YOUR TASK >> Output each line exactly as it appears, skipping any embedded picture.

Start EXTRACTED INFORMATION

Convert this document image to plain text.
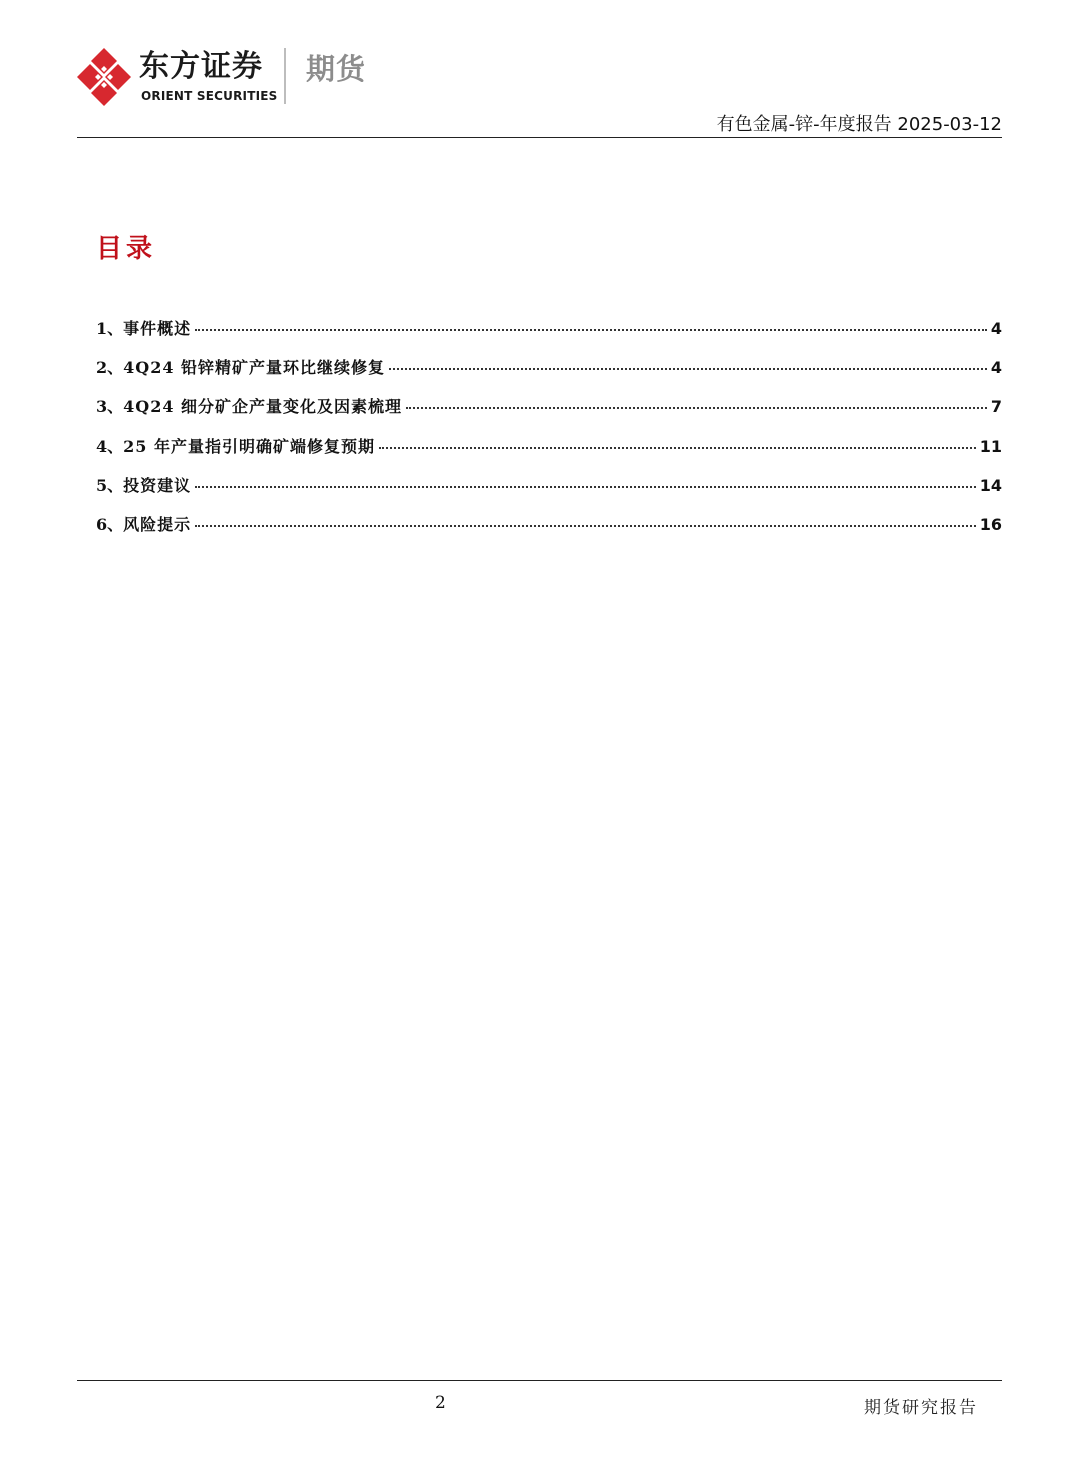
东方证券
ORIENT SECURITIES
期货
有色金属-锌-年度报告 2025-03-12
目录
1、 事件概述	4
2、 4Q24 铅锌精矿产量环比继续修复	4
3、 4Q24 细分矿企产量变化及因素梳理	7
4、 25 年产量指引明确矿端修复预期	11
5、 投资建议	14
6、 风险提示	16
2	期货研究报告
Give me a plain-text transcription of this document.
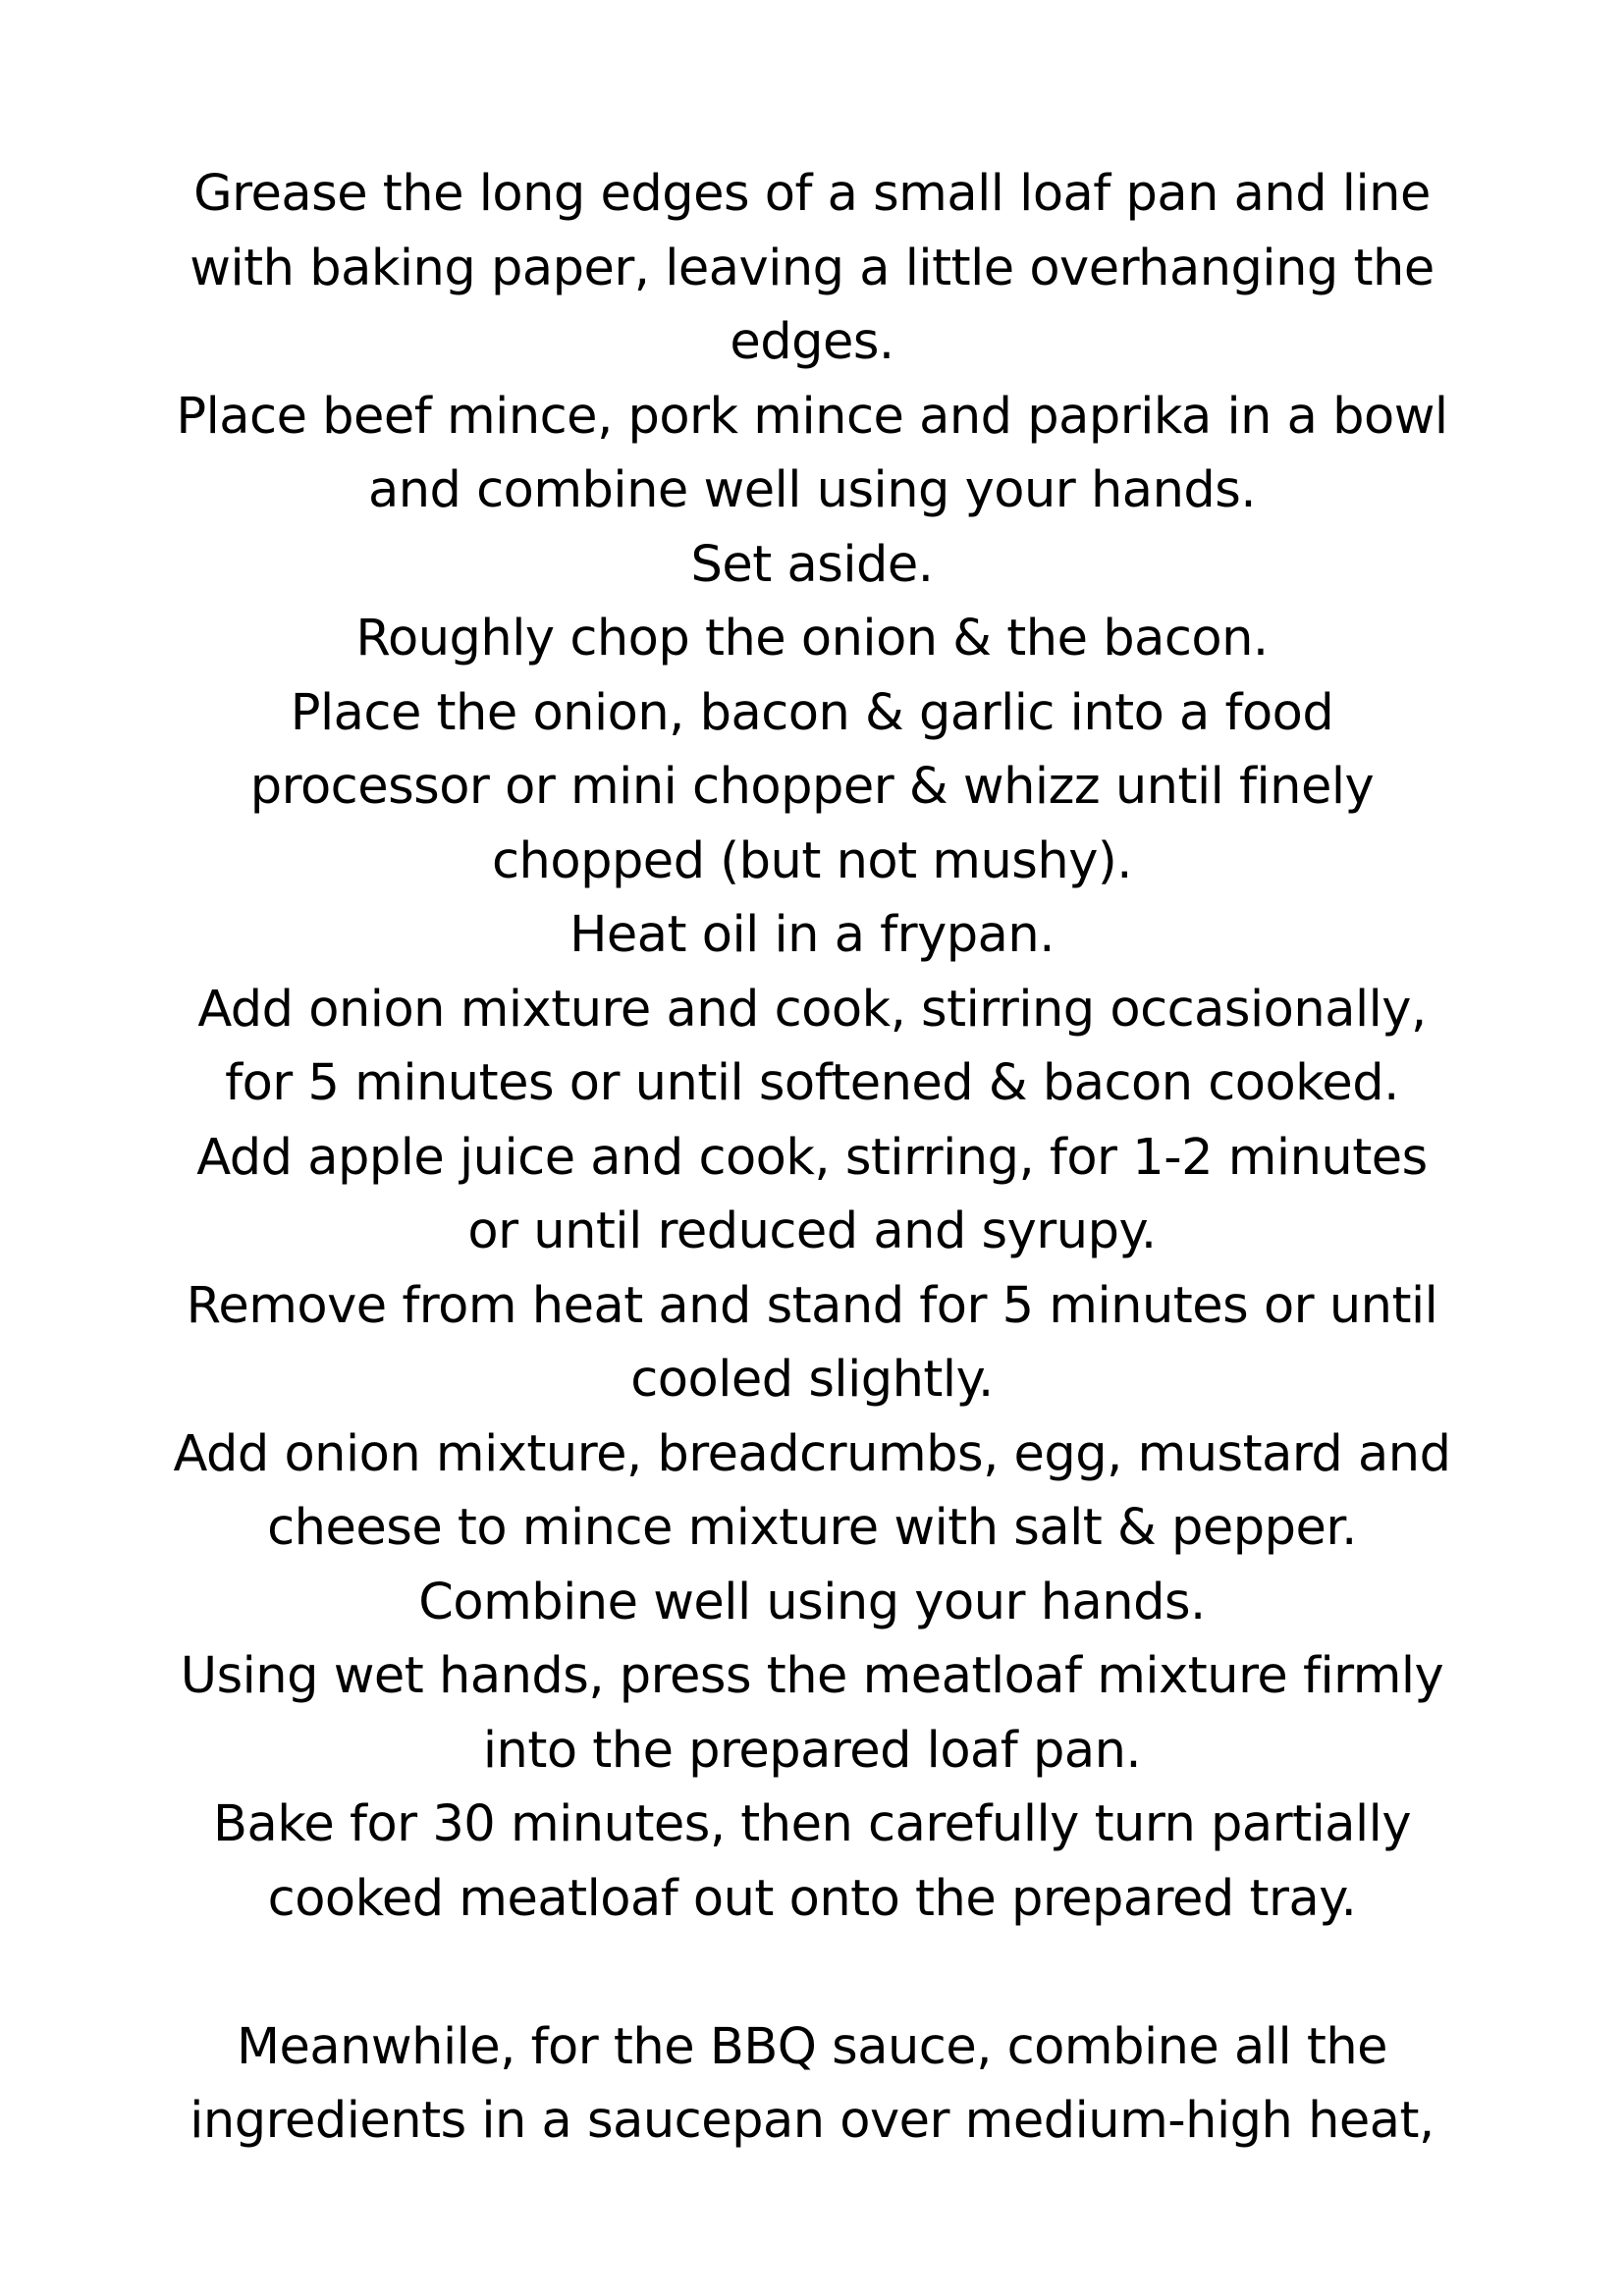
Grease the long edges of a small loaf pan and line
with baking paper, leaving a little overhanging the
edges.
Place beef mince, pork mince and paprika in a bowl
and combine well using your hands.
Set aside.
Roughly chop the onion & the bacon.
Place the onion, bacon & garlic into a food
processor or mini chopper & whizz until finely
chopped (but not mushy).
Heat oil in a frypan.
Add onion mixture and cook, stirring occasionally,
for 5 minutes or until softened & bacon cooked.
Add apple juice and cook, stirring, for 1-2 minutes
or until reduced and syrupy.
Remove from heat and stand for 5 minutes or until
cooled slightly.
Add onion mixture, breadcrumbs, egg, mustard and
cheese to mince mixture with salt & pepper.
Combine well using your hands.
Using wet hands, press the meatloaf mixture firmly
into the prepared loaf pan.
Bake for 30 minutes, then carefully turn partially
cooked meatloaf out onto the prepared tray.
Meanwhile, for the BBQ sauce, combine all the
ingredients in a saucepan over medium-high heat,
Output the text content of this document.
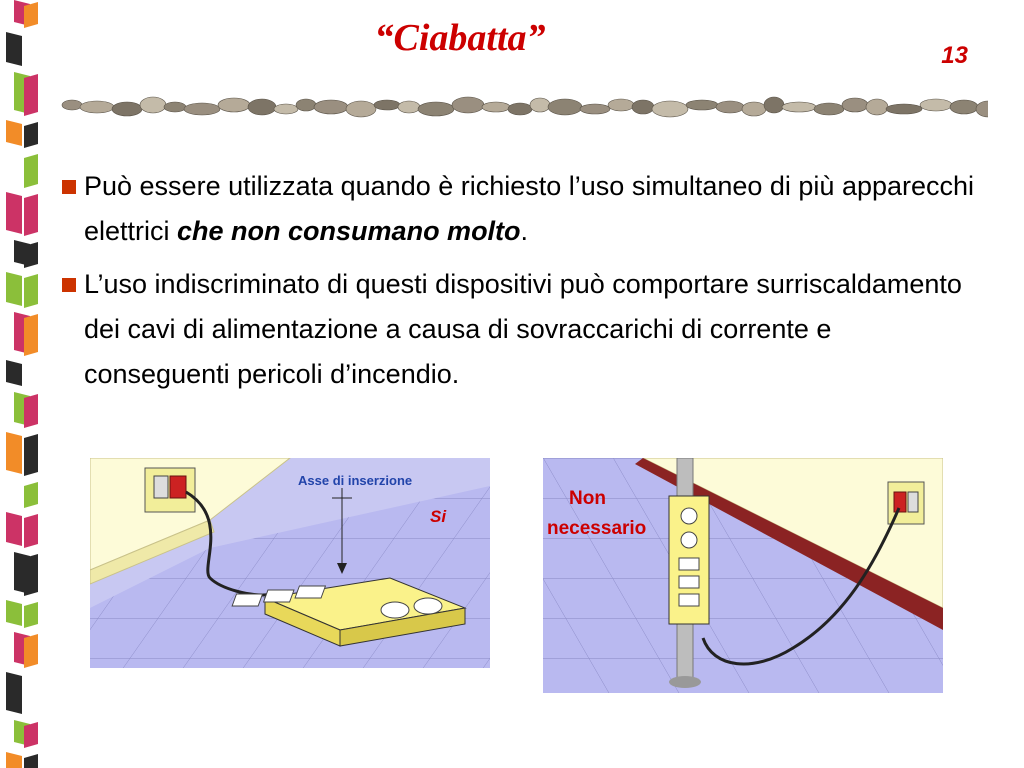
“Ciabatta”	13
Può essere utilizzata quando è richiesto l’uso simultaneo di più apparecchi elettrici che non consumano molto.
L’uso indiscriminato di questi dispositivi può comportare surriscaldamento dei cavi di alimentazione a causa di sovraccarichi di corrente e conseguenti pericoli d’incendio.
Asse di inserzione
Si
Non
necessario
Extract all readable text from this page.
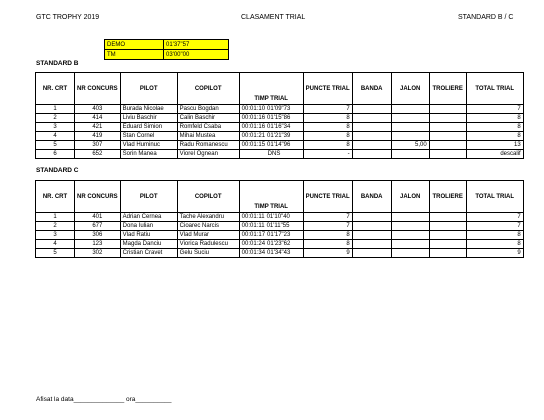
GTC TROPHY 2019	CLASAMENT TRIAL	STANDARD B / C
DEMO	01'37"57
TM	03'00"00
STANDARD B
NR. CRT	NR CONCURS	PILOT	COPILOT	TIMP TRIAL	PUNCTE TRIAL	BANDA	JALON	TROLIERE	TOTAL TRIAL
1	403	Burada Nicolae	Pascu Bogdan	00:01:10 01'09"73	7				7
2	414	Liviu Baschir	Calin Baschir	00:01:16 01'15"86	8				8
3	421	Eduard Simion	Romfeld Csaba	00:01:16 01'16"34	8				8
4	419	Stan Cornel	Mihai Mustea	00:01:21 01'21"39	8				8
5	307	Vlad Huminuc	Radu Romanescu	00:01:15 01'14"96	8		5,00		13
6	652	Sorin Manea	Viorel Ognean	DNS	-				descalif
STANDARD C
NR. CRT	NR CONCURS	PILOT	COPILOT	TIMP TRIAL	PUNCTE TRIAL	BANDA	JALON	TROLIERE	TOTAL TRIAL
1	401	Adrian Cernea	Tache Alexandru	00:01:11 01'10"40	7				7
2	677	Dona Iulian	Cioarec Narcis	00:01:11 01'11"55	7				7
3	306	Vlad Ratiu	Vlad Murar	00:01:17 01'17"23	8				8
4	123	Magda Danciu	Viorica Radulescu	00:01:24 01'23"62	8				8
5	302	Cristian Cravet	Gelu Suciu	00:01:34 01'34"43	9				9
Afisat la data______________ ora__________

End EXTRACTED INFORMATION

ANSWER TO THE PROBLEM >>
Convert this document image to plain text.
东方证券
ORIENT SECURITIES
期货
有色金属-锌-年度报告 2025-03-12
目录
1、 事件概述	4
2、 4Q24 铅锌精矿产量环比继续修复	4
3、 4Q24 细分矿企产量变化及因素梳理	7
4、 25 年产量指引明确矿端修复预期	11
5、 投资建议	14
6、 风险提示	16
2	期货研究报告
Give me a plain-text transcription of this document.
Grease the long edges of a small loaf pan and line
with baking paper, leaving a little overhanging the
edges.
Place beef mince, pork mince and paprika in a bowl
and combine well using your hands.
Set aside.
Roughly chop the onion & the bacon.
Place the onion, bacon & garlic into a food
processor or mini chopper & whizz until finely
chopped (but not mushy).
Heat oil in a frypan.
Add onion mixture and cook, stirring occasionally,
for 5 minutes or until softened & bacon cooked.
Add apple juice and cook, stirring, for 1-2 minutes
or until reduced and syrupy.
Remove from heat and stand for 5 minutes or until
cooled slightly.
Add onion mixture, breadcrumbs, egg, mustard and
cheese to mince mixture with salt & pepper.
Combine well using your hands.
Using wet hands, press the meatloaf mixture firmly
into the prepared loaf pan.
Bake for 30 minutes, then carefully turn partially
cooked meatloaf out onto the prepared tray.
Meanwhile, for the BBQ sauce, combine all the
ingredients in a saucepan over medium-high heat,
Output the text content of this document.
“Ciabatta”	13
Può essere utilizzata quando è richiesto l’uso simultaneo di più apparecchi elettrici che non consumano molto.
L’uso indiscriminato di questi dispositivi può comportare surriscaldamento dei cavi di alimentazione a causa di sovraccarichi di corrente e conseguenti pericoli d’incendio.
Asse di inserzione
Si
Non
necessario
Extract all readable text from this page.
GTC TROPHY 2019	CLASAMENT TRIAL	STANDARD B / C
DEMO	01'37"57
TM	03'00"00
STANDARD B
NR. CRT	NR CONCURS	PILOT	COPILOT	TIMP TRIAL	PUNCTE TRIAL	BANDA	JALON	TROLIERE	TOTAL TRIAL
1	403	Burada Nicolae	Pascu Bogdan	00:01:10 01'09"73	7				7
2	414	Liviu Baschir	Calin Baschir	00:01:16 01'15"86	8				8
3	421	Eduard Simion	Romfeld Csaba	00:01:16 01'16"34	8				8
4	419	Stan Cornel	Mihai Mustea	00:01:21 01'21"39	8				8
5	307	Vlad Huminuc	Radu Romanescu	00:01:15 01'14"96	8		5,00		13
6	652	Sorin Manea	Viorel Ognean	DNS	-				descalif
STANDARD C
NR. CRT	NR CONCURS	PILOT	COPILOT	TIMP TRIAL	PUNCTE TRIAL	BANDA	JALON	TROLIERE	TOTAL TRIAL
1	401	Adrian Cernea	Tache Alexandru	00:01:11 01'10"40	7				7
2	677	Dona Iulian	Cioarec Narcis	00:01:11 01'11"55	7				7
3	306	Vlad Ratiu	Vlad Murar	00:01:17 01'17"23	8				8
4	123	Magda Danciu	Viorica Radulescu	00:01:24 01'23"62	8				8
5	302	Cristian Cravet	Gelu Suciu	00:01:34 01'34"43	9				9
Afisat la data______________ ora__________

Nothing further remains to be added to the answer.